EXERCISE REQUIREMENTS>
Please repeat all of the lines that follow, exactly as written.

EXTRACTED MATERIAL>
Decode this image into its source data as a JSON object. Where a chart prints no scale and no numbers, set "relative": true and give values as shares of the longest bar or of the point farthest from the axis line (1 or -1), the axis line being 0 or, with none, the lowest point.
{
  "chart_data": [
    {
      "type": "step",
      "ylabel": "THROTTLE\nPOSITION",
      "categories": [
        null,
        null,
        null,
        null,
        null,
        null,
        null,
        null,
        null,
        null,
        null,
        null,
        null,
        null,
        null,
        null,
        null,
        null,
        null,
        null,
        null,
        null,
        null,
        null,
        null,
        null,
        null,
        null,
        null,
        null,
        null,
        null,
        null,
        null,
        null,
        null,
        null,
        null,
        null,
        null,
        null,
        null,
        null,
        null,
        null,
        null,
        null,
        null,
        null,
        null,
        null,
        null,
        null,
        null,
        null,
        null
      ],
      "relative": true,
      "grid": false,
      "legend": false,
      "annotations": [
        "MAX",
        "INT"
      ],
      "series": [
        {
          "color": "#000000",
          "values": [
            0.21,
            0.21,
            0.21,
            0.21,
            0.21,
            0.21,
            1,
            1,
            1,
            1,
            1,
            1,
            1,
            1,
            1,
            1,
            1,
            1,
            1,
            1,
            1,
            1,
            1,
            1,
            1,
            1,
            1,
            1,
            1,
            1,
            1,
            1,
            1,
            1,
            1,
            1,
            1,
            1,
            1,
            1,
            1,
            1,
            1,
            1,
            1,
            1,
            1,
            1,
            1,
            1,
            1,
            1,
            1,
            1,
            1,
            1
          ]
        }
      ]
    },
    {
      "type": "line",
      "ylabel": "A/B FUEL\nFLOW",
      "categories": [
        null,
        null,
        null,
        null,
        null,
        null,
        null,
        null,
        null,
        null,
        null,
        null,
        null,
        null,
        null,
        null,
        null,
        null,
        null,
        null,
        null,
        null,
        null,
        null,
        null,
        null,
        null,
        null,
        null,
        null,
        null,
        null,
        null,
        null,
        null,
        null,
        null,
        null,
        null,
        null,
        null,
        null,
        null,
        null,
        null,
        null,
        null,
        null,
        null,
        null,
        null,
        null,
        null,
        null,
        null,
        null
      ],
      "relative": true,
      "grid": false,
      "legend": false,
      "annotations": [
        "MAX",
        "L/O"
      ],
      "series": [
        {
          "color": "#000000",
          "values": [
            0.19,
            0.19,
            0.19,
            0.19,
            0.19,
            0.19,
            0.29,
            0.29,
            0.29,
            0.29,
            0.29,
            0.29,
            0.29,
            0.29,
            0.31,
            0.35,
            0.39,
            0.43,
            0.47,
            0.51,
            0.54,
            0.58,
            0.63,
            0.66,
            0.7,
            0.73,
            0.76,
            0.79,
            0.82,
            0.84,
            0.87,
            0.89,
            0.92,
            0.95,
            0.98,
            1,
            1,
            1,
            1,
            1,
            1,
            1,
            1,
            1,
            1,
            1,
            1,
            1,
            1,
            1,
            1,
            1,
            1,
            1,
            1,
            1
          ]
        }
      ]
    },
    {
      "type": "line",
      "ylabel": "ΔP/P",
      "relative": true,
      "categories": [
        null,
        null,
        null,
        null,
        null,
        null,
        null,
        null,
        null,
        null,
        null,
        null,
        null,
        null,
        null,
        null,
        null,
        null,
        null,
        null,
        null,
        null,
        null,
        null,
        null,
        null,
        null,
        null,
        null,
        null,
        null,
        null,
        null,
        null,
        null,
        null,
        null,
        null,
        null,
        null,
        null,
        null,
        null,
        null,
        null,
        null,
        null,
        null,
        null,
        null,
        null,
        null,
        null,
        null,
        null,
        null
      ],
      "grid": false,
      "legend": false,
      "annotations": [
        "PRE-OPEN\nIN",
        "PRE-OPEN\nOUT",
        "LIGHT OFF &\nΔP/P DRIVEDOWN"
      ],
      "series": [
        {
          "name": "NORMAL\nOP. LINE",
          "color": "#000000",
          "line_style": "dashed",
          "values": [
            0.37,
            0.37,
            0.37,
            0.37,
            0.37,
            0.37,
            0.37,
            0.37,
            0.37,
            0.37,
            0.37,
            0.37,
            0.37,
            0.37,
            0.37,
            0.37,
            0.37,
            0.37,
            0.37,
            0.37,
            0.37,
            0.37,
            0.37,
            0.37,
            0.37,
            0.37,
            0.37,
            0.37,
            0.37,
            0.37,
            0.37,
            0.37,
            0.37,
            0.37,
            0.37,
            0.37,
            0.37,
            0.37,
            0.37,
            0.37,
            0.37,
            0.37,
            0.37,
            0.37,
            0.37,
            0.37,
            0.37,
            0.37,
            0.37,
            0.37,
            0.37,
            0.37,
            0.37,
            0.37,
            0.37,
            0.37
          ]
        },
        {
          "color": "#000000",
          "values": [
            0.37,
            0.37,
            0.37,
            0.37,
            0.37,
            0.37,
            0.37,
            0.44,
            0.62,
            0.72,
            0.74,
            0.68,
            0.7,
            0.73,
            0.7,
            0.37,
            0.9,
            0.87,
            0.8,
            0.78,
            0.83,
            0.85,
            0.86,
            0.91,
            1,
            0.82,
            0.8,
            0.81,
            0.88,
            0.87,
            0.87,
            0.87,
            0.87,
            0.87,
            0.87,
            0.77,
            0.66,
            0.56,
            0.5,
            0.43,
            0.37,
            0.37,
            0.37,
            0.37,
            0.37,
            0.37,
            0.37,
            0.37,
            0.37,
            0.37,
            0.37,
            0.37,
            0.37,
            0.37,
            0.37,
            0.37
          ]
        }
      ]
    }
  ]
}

TASK ANSWER>
Decode this image into its source data as a JSON object. Where a chart prints no scale and no numbers, set "relative": true and give values as shares of the longest bar or of the point farthest from the axis line (1 or -1), the axis line being 0 or, with none, the lowest point.
{
  "chart_data": [
    {
      "type": "step",
      "ylabel": "THROTTLE\nPOSITION",
      "categories": [
        null,
        null,
        null,
        null,
        null,
        null,
        null,
        null,
        null,
        null,
        null,
        null,
        null,
        null,
        null,
        null,
        null,
        null,
        null,
        null,
        null,
        null,
        null,
        null,
        null,
        null,
        null,
        null,
        null,
        null,
        null,
        null,
        null,
        null,
        null,
        null,
        null,
        null,
        null,
        null,
        null,
        null,
        null,
        null,
        null,
        null,
        null,
        null,
        null,
        null,
        null,
        null,
        null,
        null,
        null,
        null
      ],
      "relative": true,
      "grid": false,
      "legend": false,
      "annotations": [
        "MAX",
        "INT"
      ],
      "series": [
        {
          "color": "#000000",
          "values": [
            0.21,
            0.21,
            0.21,
            0.21,
            0.21,
            0.21,
            1,
            1,
            1,
            1,
            1,
            1,
            1,
            1,
            1,
            1,
            1,
            1,
            1,
            1,
            1,
            1,
            1,
            1,
            1,
            1,
            1,
            1,
            1,
            1,
            1,
            1,
            1,
            1,
            1,
            1,
            1,
            1,
            1,
            1,
            1,
            1,
            1,
            1,
            1,
            1,
            1,
            1,
            1,
            1,
            1,
            1,
            1,
            1,
            1,
            1
          ]
        }
      ]
    },
    {
      "type": "line",
      "ylabel": "A/B FUEL\nFLOW",
      "categories": [
        null,
        null,
        null,
        null,
        null,
        null,
        null,
        null,
        null,
        null,
        null,
        null,
        null,
        null,
        null,
        null,
        null,
        null,
        null,
        null,
        null,
        null,
        null,
        null,
        null,
        null,
        null,
        null,
        null,
        null,
        null,
        null,
        null,
        null,
        null,
        null,
        null,
        null,
        null,
        null,
        null,
        null,
        null,
        null,
        null,
        null,
        null,
        null,
        null,
        null,
        null,
        null,
        null,
        null,
        null,
        null
      ],
      "relative": true,
      "grid": false,
      "legend": false,
      "annotations": [
        "MAX",
        "L/O"
      ],
      "series": [
        {
          "color": "#000000",
          "values": [
            0.19,
            0.19,
            0.19,
            0.19,
            0.19,
            0.19,
            0.29,
            0.29,
            0.29,
            0.29,
            0.29,
            0.29,
            0.29,
            0.29,
            0.31,
            0.35,
            0.39,
            0.43,
            0.47,
            0.51,
            0.54,
            0.58,
            0.63,
            0.66,
            0.7,
            0.73,
            0.76,
            0.79,
            0.82,
            0.84,
            0.87,
            0.89,
            0.92,
            0.95,
            0.98,
            1,
            1,
            1,
            1,
            1,
            1,
            1,
            1,
            1,
            1,
            1,
            1,
            1,
            1,
            1,
            1,
            1,
            1,
            1,
            1,
            1
          ]
        }
      ]
    },
    {
      "type": "line",
      "ylabel": "ΔP/P",
      "relative": true,
      "categories": [
        null,
        null,
        null,
        null,
        null,
        null,
        null,
        null,
        null,
        null,
        null,
        null,
        null,
        null,
        null,
        null,
        null,
        null,
        null,
        null,
        null,
        null,
        null,
        null,
        null,
        null,
        null,
        null,
        null,
        null,
        null,
        null,
        null,
        null,
        null,
        null,
        null,
        null,
        null,
        null,
        null,
        null,
        null,
        null,
        null,
        null,
        null,
        null,
        null,
        null,
        null,
        null,
        null,
        null,
        null,
        null
      ],
      "grid": false,
      "legend": false,
      "annotations": [
        "PRE-OPEN\nIN",
        "PRE-OPEN\nOUT",
        "LIGHT OFF &\nΔP/P DRIVEDOWN"
      ],
      "series": [
        {
          "name": "NORMAL\nOP. LINE",
          "color": "#000000",
          "line_style": "dashed",
          "values": [
            0.37,
            0.37,
            0.37,
            0.37,
            0.37,
            0.37,
            0.37,
            0.37,
            0.37,
            0.37,
            0.37,
            0.37,
            0.37,
            0.37,
            0.37,
            0.37,
            0.37,
            0.37,
            0.37,
            0.37,
            0.37,
            0.37,
            0.37,
            0.37,
            0.37,
            0.37,
            0.37,
            0.37,
            0.37,
            0.37,
            0.37,
            0.37,
            0.37,
            0.37,
            0.37,
            0.37,
            0.37,
            0.37,
            0.37,
            0.37,
            0.37,
            0.37,
            0.37,
            0.37,
            0.37,
            0.37,
            0.37,
            0.37,
            0.37,
            0.37,
            0.37,
            0.37,
            0.37,
            0.37,
            0.37,
            0.37
          ]
        },
        {
          "color": "#000000",
          "values": [
            0.37,
            0.37,
            0.37,
            0.37,
            0.37,
            0.37,
            0.37,
            0.44,
            0.62,
            0.72,
            0.74,
            0.68,
            0.7,
            0.73,
            0.7,
            0.37,
            0.9,
            0.87,
            0.8,
            0.78,
            0.83,
            0.85,
            0.86,
            0.91,
            1,
            0.82,
            0.8,
            0.81,
            0.88,
            0.87,
            0.87,
            0.87,
            0.87,
            0.87,
            0.87,
            0.77,
            0.66,
            0.56,
            0.5,
            0.43,
            0.37,
            0.37,
            0.37,
            0.37,
            0.37,
            0.37,
            0.37,
            0.37,
            0.37,
            0.37,
            0.37,
            0.37,
            0.37,
            0.37,
            0.37,
            0.37
          ]
        }
      ]
    }
  ]
}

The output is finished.